→ TEXT PASSAGE:
....

MAYOR, ETC., CITY OF PONTOTOC v. White

230 Miss. 698 (1957) 93 So.2d 852

THE MAYOR AND BOARD OF ALDERMEN OF THE CITY OF PONTOTOC, MISS., et al.
v.
WHITE, et al.

No. 40441.

Supreme Court of Mississippi.

March 25, 1957.

J.D. Doty, Pontotoc; Fant & Bush, Holly Springs, for appellant.

*700 Adams, Long & Adams, Tupelo; Byrd P. Mauldin, Pontotoc, for appellees.

*701 LEE, J.

The Mayor and Board of Aldermen of the City of Pontotoc, on March 7, 1950, acting under Section 3590, et seq., Code of 1942, adopted a zoning ordinance.

On September 7, 1954, O.A. Cannon sought from the Mayor and Board of Aldermen a permit to add to his storehouse, located at the intersection of Calhoun and Brooks Streets in the city and in District No. 1 therein. His request was accompanied by a plat, which showed that the existing building was 18 by 14 feet with a 10 by 14 foot open shed on the north. It was proposed to add a storage room 14 by 22 feet on the east side thereof, and enclose an 8 by 14 foot strip of the open shed. The material for the construction was to be of wood siding and approved roofing. The storehouse is in a residential *702 area, but it had been in use as a storehouse before the adoption of the ordinance. On the same date, the Mayor and Board of Aldermen, at a regular meeting, by a resolution, adjudged that the proposed addition "does not violate any of the provisions of * * * the `zoning ordinance' of said city", and ordered the clerk to issue the permit.

....

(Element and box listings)
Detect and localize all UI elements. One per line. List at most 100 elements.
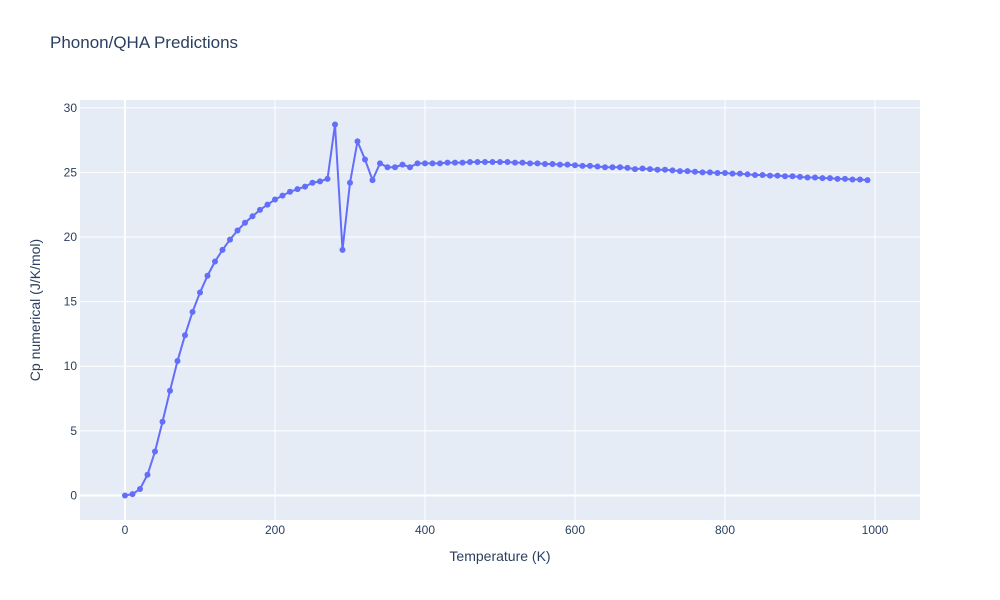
data-point[interactable] [707, 169, 713, 176]
data-point[interactable] [594, 163, 601, 170]
data-point[interactable] [249, 213, 256, 220]
data-point[interactable] [459, 159, 466, 166]
data-point[interactable] [789, 173, 796, 180]
data-point[interactable] [197, 289, 203, 296]
data-point[interactable] [609, 164, 616, 171]
data-point[interactable] [189, 308, 196, 315]
data-point[interactable] [834, 175, 841, 182]
data-point[interactable] [339, 246, 346, 253]
data-point[interactable] [317, 178, 323, 185]
data-point[interactable] [422, 160, 428, 167]
data-point[interactable] [774, 172, 781, 179]
data-point[interactable] [152, 448, 158, 455]
data-point[interactable] [302, 183, 308, 190]
data-point[interactable] [324, 175, 331, 182]
data-point[interactable] [332, 121, 338, 128]
data-point[interactable] [534, 160, 541, 167]
data-point[interactable] [699, 169, 706, 176]
data-point[interactable] [857, 176, 863, 183]
data-point[interactable] [527, 160, 533, 167]
data-point[interactable] [752, 171, 758, 178]
data-point[interactable] [234, 227, 241, 234]
data-point[interactable] [617, 164, 623, 171]
data-point[interactable] [849, 176, 856, 183]
data-point[interactable] [414, 160, 421, 167]
data-point[interactable] [242, 219, 248, 226]
data-point[interactable] [167, 387, 173, 394]
data-point[interactable] [804, 174, 811, 181]
data-point[interactable] [662, 166, 668, 173]
data-point[interactable] [219, 246, 226, 253]
data-point[interactable] [572, 162, 578, 169]
data-point[interactable] [797, 173, 803, 180]
data-point[interactable] [827, 175, 833, 182]
data-point[interactable] [407, 164, 413, 171]
data-point[interactable] [744, 171, 751, 178]
data-point[interactable] [377, 160, 383, 167]
data-point[interactable] [842, 175, 848, 182]
data-point[interactable] [429, 160, 436, 167]
data-point[interactable] [654, 166, 661, 173]
data-point[interactable] [144, 471, 151, 478]
data-point[interactable] [714, 170, 721, 177]
data-point[interactable] [512, 159, 518, 166]
data-point[interactable] [272, 196, 278, 203]
data-point[interactable] [684, 168, 691, 175]
data-point[interactable] [354, 138, 361, 145]
data-point[interactable] [812, 174, 818, 181]
data-point[interactable] [549, 160, 556, 167]
data-point[interactable] [227, 236, 233, 243]
data-point[interactable] [474, 159, 481, 166]
data-point[interactable] [467, 159, 473, 166]
data-point[interactable] [452, 159, 458, 166]
data-point[interactable] [557, 161, 563, 168]
data-point[interactable] [309, 179, 316, 186]
data-point[interactable] [392, 164, 398, 171]
data-point[interactable] [122, 492, 128, 499]
data-point[interactable] [624, 164, 631, 171]
data-point[interactable] [497, 159, 503, 166]
data-point[interactable] [782, 173, 788, 180]
data-point[interactable] [212, 258, 218, 265]
data-point[interactable] [129, 491, 136, 498]
data-point[interactable] [437, 160, 443, 167]
data-point[interactable] [399, 161, 406, 168]
data-point[interactable] [204, 272, 211, 279]
data-point[interactable] [137, 485, 143, 492]
data-point[interactable] [287, 188, 293, 195]
data-point[interactable] [294, 186, 301, 193]
data-point[interactable] [504, 159, 511, 166]
data-point[interactable] [362, 156, 368, 163]
data-point[interactable] [759, 171, 766, 178]
data-point[interactable] [602, 164, 608, 171]
data-point[interactable] [279, 192, 286, 199]
data-point[interactable] [632, 166, 638, 173]
data-point[interactable] [159, 418, 166, 425]
data-point[interactable] [579, 162, 586, 169]
data-point[interactable] [729, 170, 736, 177]
data-point[interactable] [722, 170, 728, 177]
data-point[interactable] [482, 159, 488, 166]
data-point[interactable] [692, 168, 698, 175]
data-point[interactable] [174, 358, 181, 365]
data-point[interactable] [647, 166, 653, 173]
data-point[interactable] [182, 332, 188, 339]
data-point[interactable] [347, 179, 353, 186]
data-point[interactable] [489, 159, 496, 166]
data-point[interactable] [257, 206, 263, 213]
data-point[interactable] [564, 161, 571, 168]
data-point[interactable] [669, 167, 676, 174]
data-point[interactable] [677, 168, 683, 175]
data-point[interactable] [639, 165, 646, 172]
data-point[interactable] [384, 164, 391, 171]
data-point[interactable] [767, 172, 773, 179]
data-point[interactable] [519, 159, 526, 166]
data-point[interactable] [444, 159, 451, 166]
data-point[interactable] [587, 162, 593, 169]
data-point[interactable] [864, 177, 871, 184]
data-point[interactable] [737, 170, 743, 177]
data-point[interactable] [369, 177, 376, 184]
data-point[interactable] [264, 201, 271, 208]
data-point[interactable] [542, 160, 548, 167]
data-point[interactable] [819, 175, 826, 182]
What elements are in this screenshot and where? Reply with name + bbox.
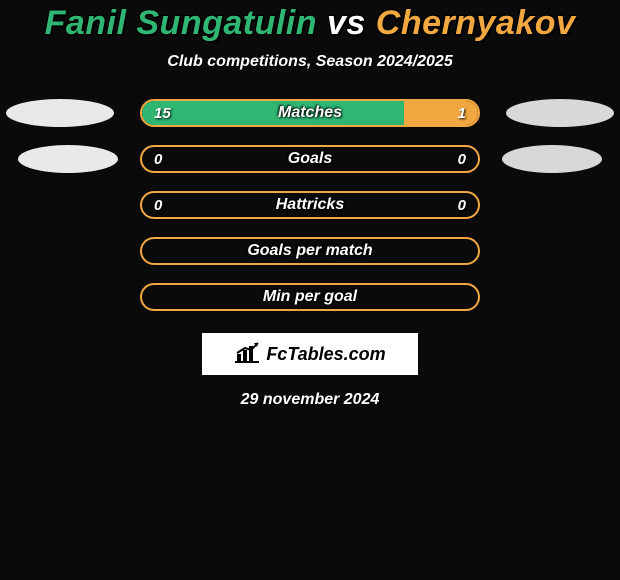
player2-marker <box>502 145 602 173</box>
stat-bar-right <box>404 101 478 125</box>
stat-row: Min per goal <box>0 283 620 311</box>
player2-marker <box>506 99 614 127</box>
page-title: Fanil Sungatulin vs Chernyakov <box>45 4 576 43</box>
player1-marker <box>18 145 118 173</box>
stat-label: Hattricks <box>142 193 478 217</box>
stat-label: Goals <box>142 147 478 171</box>
stat-value-right: 0 <box>458 147 466 171</box>
stat-row: Goals per match <box>0 237 620 265</box>
stat-bar-track: Goals0 0 <box>140 145 480 173</box>
stat-row: Hattricks0 0 <box>0 191 620 219</box>
player1-marker <box>6 99 114 127</box>
date-text: 29 november 2024 <box>241 391 380 409</box>
comparison-infographic: Fanil Sungatulin vs Chernyakov Club comp… <box>0 0 620 580</box>
comparison-rows: Matches151Goals00Hattricks00Goals per ma… <box>0 99 620 311</box>
stat-bar-track: Matches151 <box>140 99 480 127</box>
source-badge-text: FcTables.com <box>266 344 385 365</box>
stat-bar-left <box>142 101 404 125</box>
stat-row: Matches151 <box>0 99 620 127</box>
stat-bar-track: Goals per match <box>140 237 480 265</box>
subtitle: Club competitions, Season 2024/2025 <box>167 53 452 71</box>
title-player1: Fanil Sungatulin <box>45 4 317 42</box>
stat-bar-track: Min per goal <box>140 283 480 311</box>
chart-icon <box>234 341 260 368</box>
stat-bar-track: Hattricks0 0 <box>140 191 480 219</box>
stat-label: Goals per match <box>142 239 478 263</box>
stat-row: Goals0 0 <box>0 145 620 173</box>
stat-value-right: 0 <box>458 193 466 217</box>
stat-label: Min per goal <box>142 285 478 309</box>
source-badge: FcTables.com <box>202 333 418 375</box>
title-player2: Chernyakov <box>376 4 576 42</box>
stat-value-left: 0 <box>154 147 162 171</box>
title-vs: vs <box>327 4 366 42</box>
stat-value-left: 0 <box>154 193 162 217</box>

....

→ WRITTEN EXERCISE 1:
In the court opinion, how large was the storage room proposed as an addition to the storehouse?
→ WRITTEN EXERCISE 2:
Copy word for word the stretch of the court opinion from "Supreme Court of" through "Pontotoc, for appellees.".

→ FINAL ANSWER 1:
It was 14 by 22 feet, on the east side of the existing building.

→ FINAL ANSWER 2:
Supreme Court of Mississippi.

March 25, 1957.

J.D. Doty, Pontotoc; Fant & Bush, Holly Springs, for appellant.

*700 Adams, Long & Adams, Tupelo; Byrd P. Mauldin, Pontotoc, for appellees.